What you will do: All of the data should be repeated exactly; pictures are not part of the copy.

----- Material provided

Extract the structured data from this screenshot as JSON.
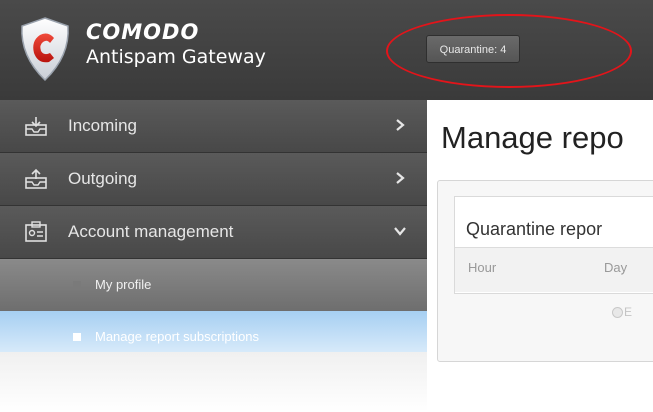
{
  "brand": {
    "name": "COMODO",
    "product": "Antispam Gateway"
  },
  "header": {
    "quarantine_label": "Quarantine: 4"
  },
  "sidebar": {
    "items": [
      {
        "label": "Incoming",
        "icon": "inbox-in-icon",
        "chevron": "chevron-right-icon"
      },
      {
        "label": "Outgoing",
        "icon": "inbox-out-icon",
        "chevron": "chevron-right-icon"
      },
      {
        "label": "Account management",
        "icon": "account-card-icon",
        "chevron": "chevron-down-icon"
      }
    ],
    "subitems": [
      {
        "label": "My profile"
      },
      {
        "label": "Manage report subscriptions",
        "active": true
      }
    ]
  },
  "main": {
    "title": "Manage repo",
    "panel_heading": "Quarantine repor",
    "columns": [
      "Hour",
      "Day"
    ],
    "radio_label": "E"
  },
  "colors": {
    "header_bg": "#3e3e3e",
    "sidebar_bg": "#505050",
    "active_item": "#a6cff2",
    "annotation": "#e3141a"
  }
}
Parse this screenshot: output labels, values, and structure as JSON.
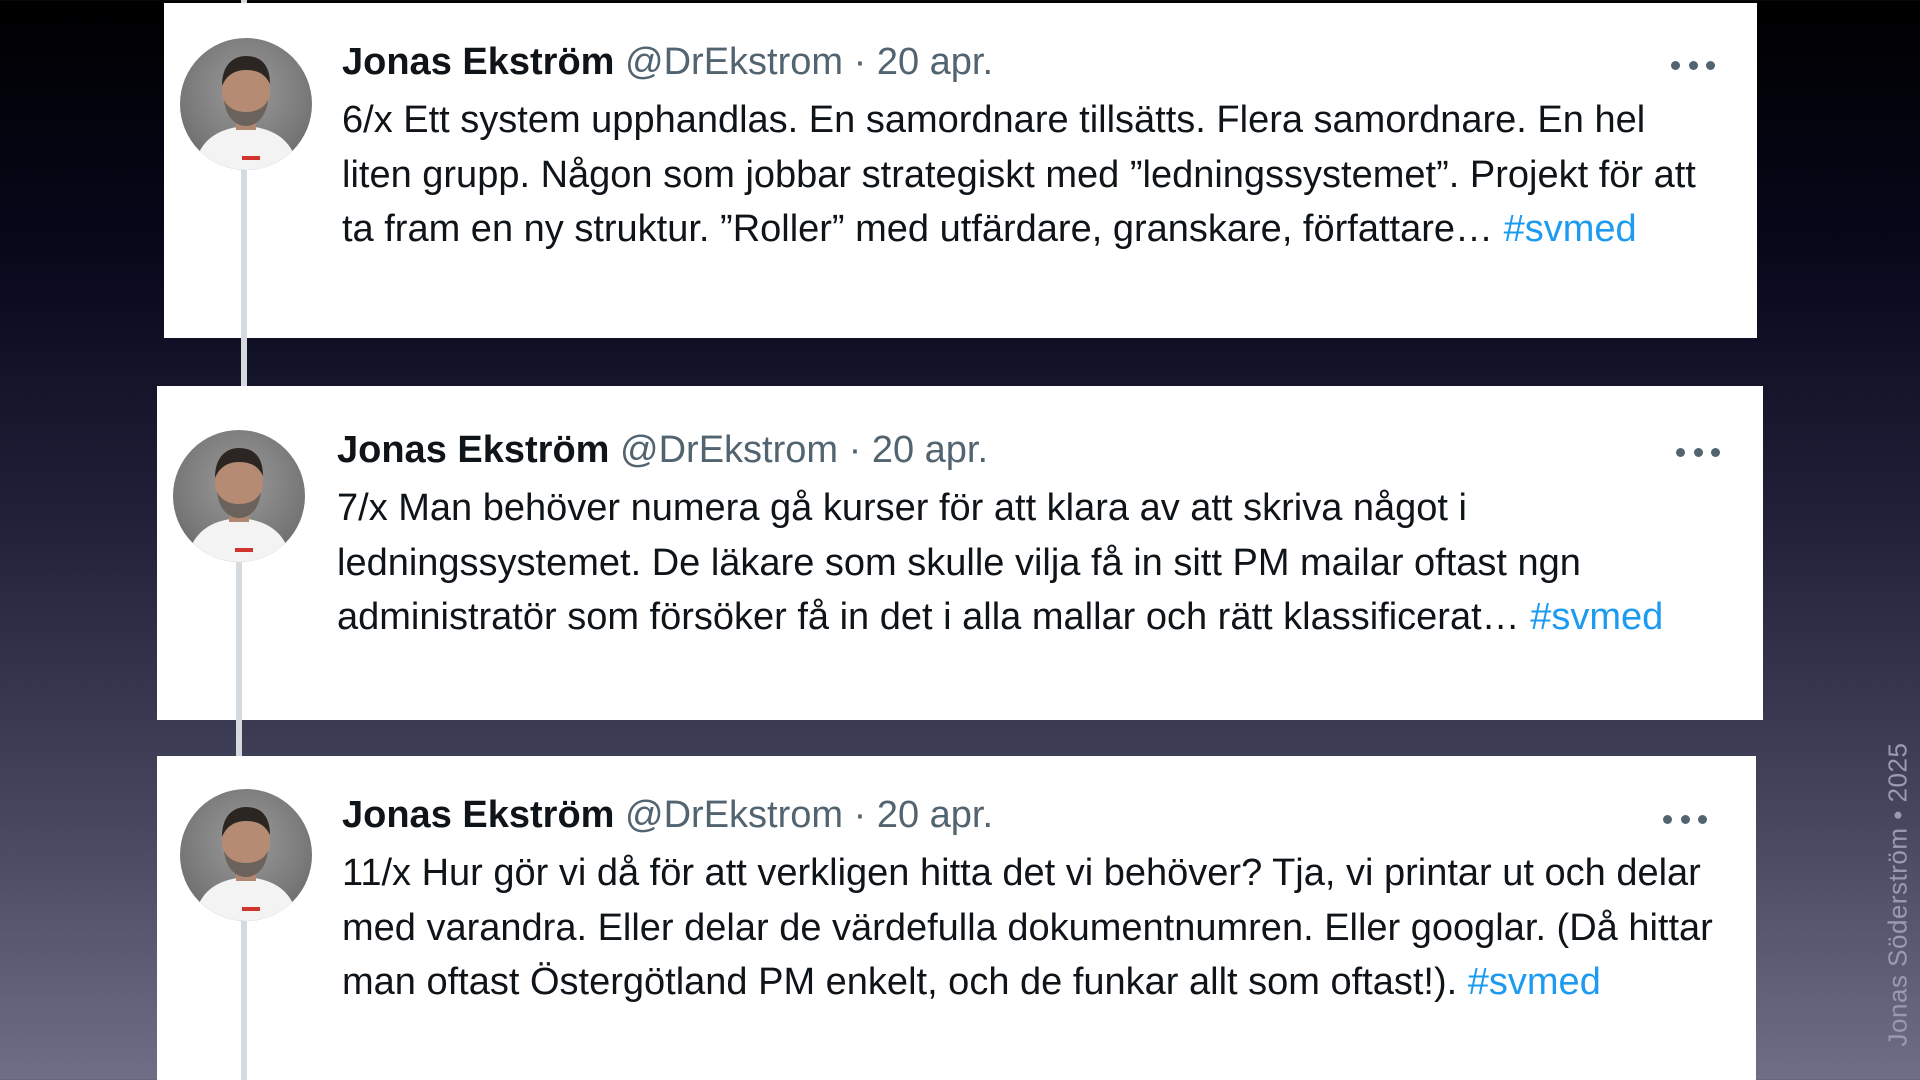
{
  "tweets": [
    {
      "name": "Jonas Ekström",
      "handle": "@DrEkstrom",
      "separator": "·",
      "date": "20 apr.",
      "text": "6/x Ett system upphandlas. En samordnare tillsätts. Flera samordnare. En hel liten grupp. Någon som jobbar strategiskt med ”ledningssystemet”. Projekt för att ta fram en ny struktur. ”Roller” med utfärdare, granskare, författare…",
      "hashtag": "#svmed"
    },
    {
      "name": "Jonas Ekström",
      "handle": "@DrEkstrom",
      "separator": "·",
      "date": "20 apr.",
      "text": "7/x Man behöver numera gå kurser för att klara av att skriva något i ledningssystemet. De läkare som skulle vilja få in sitt PM mailar oftast ngn administratör som försöker få in det i alla mallar och rätt klassificerat…",
      "hashtag": "#svmed"
    },
    {
      "name": "Jonas Ekström",
      "handle": "@DrEkstrom",
      "separator": "·",
      "date": "20 apr.",
      "text": "11/x Hur gör vi då för att verkligen hitta det vi behöver? Tja, vi printar ut och delar med varandra. Eller delar de värdefulla dokumentnumren. Eller googlar. (Då hittar man oftast Östergötland PM enkelt, och de funkar allt som oftast!).",
      "hashtag": "#svmed"
    }
  ],
  "watermark": "Jonas Söderström • 2025",
  "icons": {
    "avatar": "avatar-photo-icon",
    "more": "more-options-icon"
  },
  "colors": {
    "hashtag": "#1d9bf0",
    "secondary_text": "#536471",
    "primary_text": "#0f1419",
    "thread_line": "#d5dadf"
  }
}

----------

Exercise response:
Extract the structured data from this screenshot as JSON.
{
  "brand": {
    "name": "COMODO",
    "product": "Antispam Gateway"
  },
  "header": {
    "quarantine_label": "Quarantine: 4"
  },
  "sidebar": {
    "items": [
      {
        "label": "Incoming",
        "icon": "inbox-in-icon",
        "chevron": "chevron-right-icon"
      },
      {
        "label": "Outgoing",
        "icon": "inbox-out-icon",
        "chevron": "chevron-right-icon"
      },
      {
        "label": "Account management",
        "icon": "account-card-icon",
        "chevron": "chevron-down-icon"
      }
    ],
    "subitems": [
      {
        "label": "My profile"
      },
      {
        "label": "Manage report subscriptions",
        "active": true
      }
    ]
  },
  "main": {
    "title": "Manage repo",
    "panel_heading": "Quarantine repor",
    "columns": [
      "Hour",
      "Day"
    ],
    "radio_label": "E"
  },
  "colors": {
    "header_bg": "#3e3e3e",
    "sidebar_bg": "#505050",
    "active_item": "#a6cff2",
    "annotation": "#e3141a"
  }
}
Parse this screenshot: output labels, values, and structure as JSON.
{
  "tweets": [
    {
      "name": "Jonas Ekström",
      "handle": "@DrEkstrom",
      "separator": "·",
      "date": "20 apr.",
      "text": "6/x Ett system upphandlas. En samordnare tillsätts. Flera samordnare. En hel liten grupp. Någon som jobbar strategiskt med ”ledningssystemet”. Projekt för att ta fram en ny struktur. ”Roller” med utfärdare, granskare, författare…",
      "hashtag": "#svmed"
    },
    {
      "name": "Jonas Ekström",
      "handle": "@DrEkstrom",
      "separator": "·",
      "date": "20 apr.",
      "text": "7/x Man behöver numera gå kurser för att klara av att skriva något i ledningssystemet. De läkare som skulle vilja få in sitt PM mailar oftast ngn administratör som försöker få in det i alla mallar och rätt klassificerat…",
      "hashtag": "#svmed"
    },
    {
      "name": "Jonas Ekström",
      "handle": "@DrEkstrom",
      "separator": "·",
      "date": "20 apr.",
      "text": "11/x Hur gör vi då för att verkligen hitta det vi behöver? Tja, vi printar ut och delar med varandra. Eller delar de värdefulla dokumentnumren. Eller googlar. (Då hittar man oftast Östergötland PM enkelt, och de funkar allt som oftast!).",
      "hashtag": "#svmed"
    }
  ],
  "watermark": "Jonas Söderström • 2025",
  "icons": {
    "avatar": "avatar-photo-icon",
    "more": "more-options-icon"
  },
  "colors": {
    "hashtag": "#1d9bf0",
    "secondary_text": "#536471",
    "primary_text": "#0f1419",
    "thread_line": "#d5dadf"
  }
}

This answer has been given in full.